» To be done: Every line that includes the word "فروشنده" is to be listed.

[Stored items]
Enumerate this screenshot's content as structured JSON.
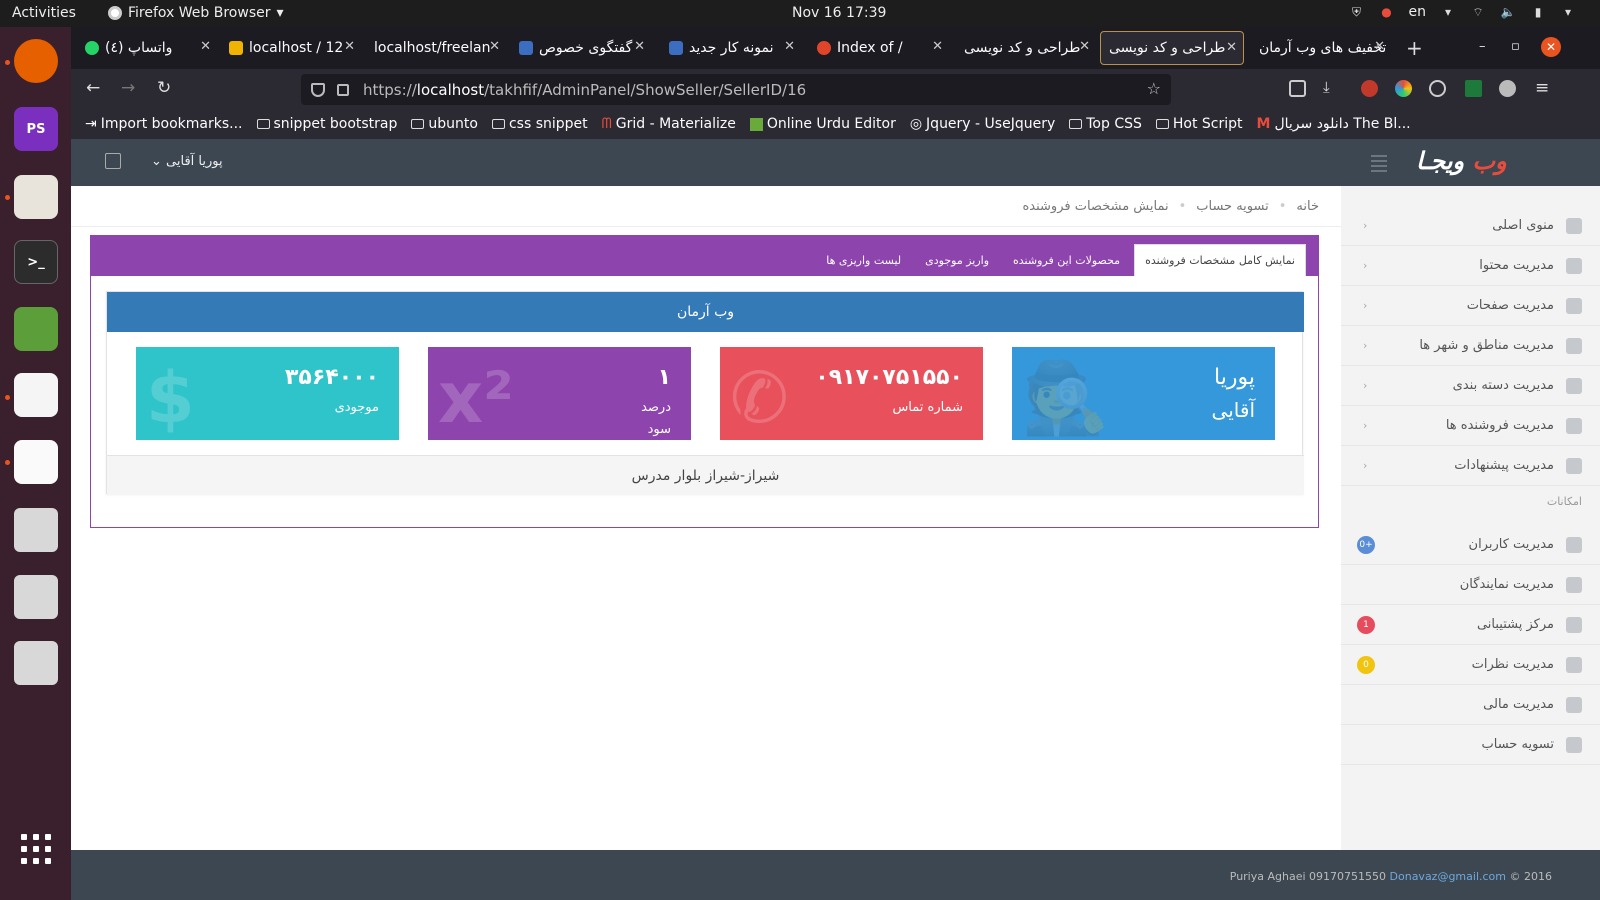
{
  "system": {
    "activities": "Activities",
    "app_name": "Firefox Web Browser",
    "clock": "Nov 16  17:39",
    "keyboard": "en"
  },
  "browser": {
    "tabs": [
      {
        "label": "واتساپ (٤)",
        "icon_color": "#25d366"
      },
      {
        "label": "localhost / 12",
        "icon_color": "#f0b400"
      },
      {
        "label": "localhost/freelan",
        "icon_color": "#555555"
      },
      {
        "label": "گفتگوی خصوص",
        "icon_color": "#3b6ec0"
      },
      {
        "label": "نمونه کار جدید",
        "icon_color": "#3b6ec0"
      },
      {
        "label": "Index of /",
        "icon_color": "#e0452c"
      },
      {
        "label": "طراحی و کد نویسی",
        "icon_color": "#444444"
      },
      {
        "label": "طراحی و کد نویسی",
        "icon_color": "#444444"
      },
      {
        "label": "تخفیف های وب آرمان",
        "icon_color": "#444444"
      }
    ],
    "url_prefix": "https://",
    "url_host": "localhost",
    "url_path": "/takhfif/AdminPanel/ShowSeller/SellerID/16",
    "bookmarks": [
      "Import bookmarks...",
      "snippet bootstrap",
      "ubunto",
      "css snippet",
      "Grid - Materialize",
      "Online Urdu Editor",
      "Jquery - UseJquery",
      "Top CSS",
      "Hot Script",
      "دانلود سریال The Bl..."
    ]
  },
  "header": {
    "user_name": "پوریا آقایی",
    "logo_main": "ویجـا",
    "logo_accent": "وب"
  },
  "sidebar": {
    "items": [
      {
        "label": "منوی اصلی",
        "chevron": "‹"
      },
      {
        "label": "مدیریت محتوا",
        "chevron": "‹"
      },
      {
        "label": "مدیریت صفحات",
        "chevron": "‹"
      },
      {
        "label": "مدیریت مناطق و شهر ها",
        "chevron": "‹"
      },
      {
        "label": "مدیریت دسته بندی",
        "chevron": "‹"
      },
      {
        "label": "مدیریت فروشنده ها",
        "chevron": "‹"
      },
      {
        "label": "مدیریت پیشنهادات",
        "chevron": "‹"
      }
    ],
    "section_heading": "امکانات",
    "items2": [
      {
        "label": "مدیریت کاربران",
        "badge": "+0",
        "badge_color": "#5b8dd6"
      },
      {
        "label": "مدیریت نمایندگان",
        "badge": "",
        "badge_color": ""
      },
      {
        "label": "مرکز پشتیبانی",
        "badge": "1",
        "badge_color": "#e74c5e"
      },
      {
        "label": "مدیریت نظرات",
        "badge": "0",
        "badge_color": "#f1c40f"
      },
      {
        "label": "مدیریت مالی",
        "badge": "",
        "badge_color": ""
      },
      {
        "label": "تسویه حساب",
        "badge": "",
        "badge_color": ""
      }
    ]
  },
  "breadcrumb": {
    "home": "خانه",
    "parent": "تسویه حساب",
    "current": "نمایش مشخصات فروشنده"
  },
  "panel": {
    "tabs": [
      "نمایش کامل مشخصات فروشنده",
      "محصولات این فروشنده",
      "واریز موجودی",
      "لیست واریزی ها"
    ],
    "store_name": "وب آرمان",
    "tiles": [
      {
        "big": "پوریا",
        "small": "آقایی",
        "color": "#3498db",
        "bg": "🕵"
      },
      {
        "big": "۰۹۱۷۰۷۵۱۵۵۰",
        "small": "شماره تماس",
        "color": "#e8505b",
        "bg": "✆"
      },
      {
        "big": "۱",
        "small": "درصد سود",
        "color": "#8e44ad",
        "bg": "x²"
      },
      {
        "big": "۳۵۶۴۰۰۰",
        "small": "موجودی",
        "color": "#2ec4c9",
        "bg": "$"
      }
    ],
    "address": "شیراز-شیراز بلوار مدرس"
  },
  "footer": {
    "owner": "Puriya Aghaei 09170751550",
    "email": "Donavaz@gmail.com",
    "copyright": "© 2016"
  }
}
...
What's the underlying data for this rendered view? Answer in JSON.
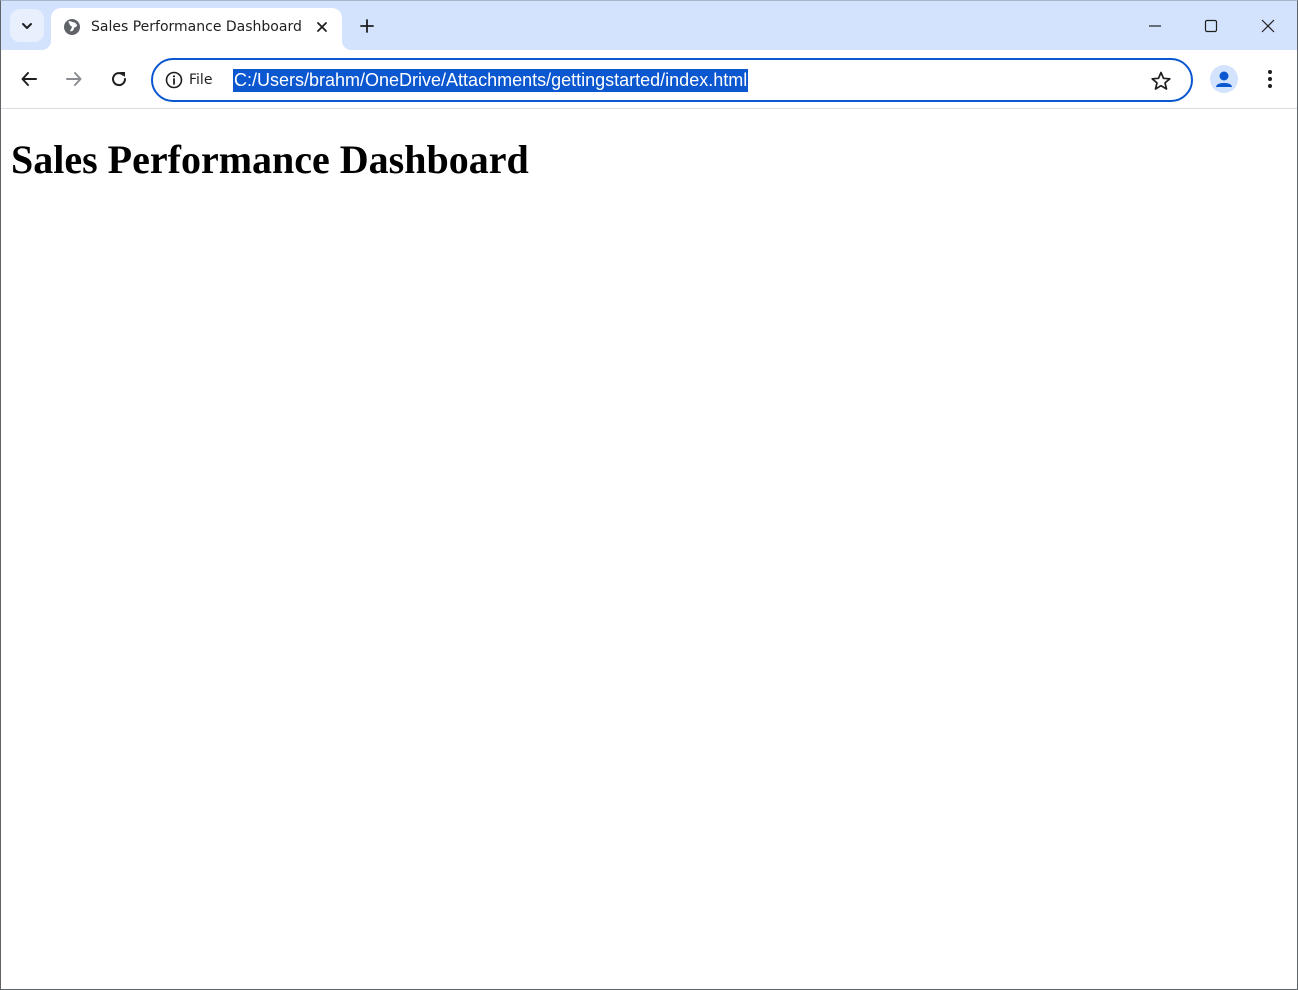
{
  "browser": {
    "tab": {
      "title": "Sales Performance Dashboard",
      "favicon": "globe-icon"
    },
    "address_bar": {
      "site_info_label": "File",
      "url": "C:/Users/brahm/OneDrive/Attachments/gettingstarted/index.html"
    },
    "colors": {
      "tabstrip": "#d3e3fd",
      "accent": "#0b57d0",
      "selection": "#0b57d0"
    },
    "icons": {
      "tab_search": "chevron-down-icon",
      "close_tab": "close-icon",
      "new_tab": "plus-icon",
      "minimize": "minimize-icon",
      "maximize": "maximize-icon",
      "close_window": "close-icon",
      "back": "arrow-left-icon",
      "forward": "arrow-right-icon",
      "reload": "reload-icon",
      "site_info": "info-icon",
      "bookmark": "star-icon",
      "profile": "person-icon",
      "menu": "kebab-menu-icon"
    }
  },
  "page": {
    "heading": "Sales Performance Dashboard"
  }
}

» Result for this task:
        "label": "مدیریت فروشنده ها",
    "current": "نمایش مشخصات فروشنده"
      "نمایش کامل مشخصات فروشنده",
      "محصولات این فروشنده",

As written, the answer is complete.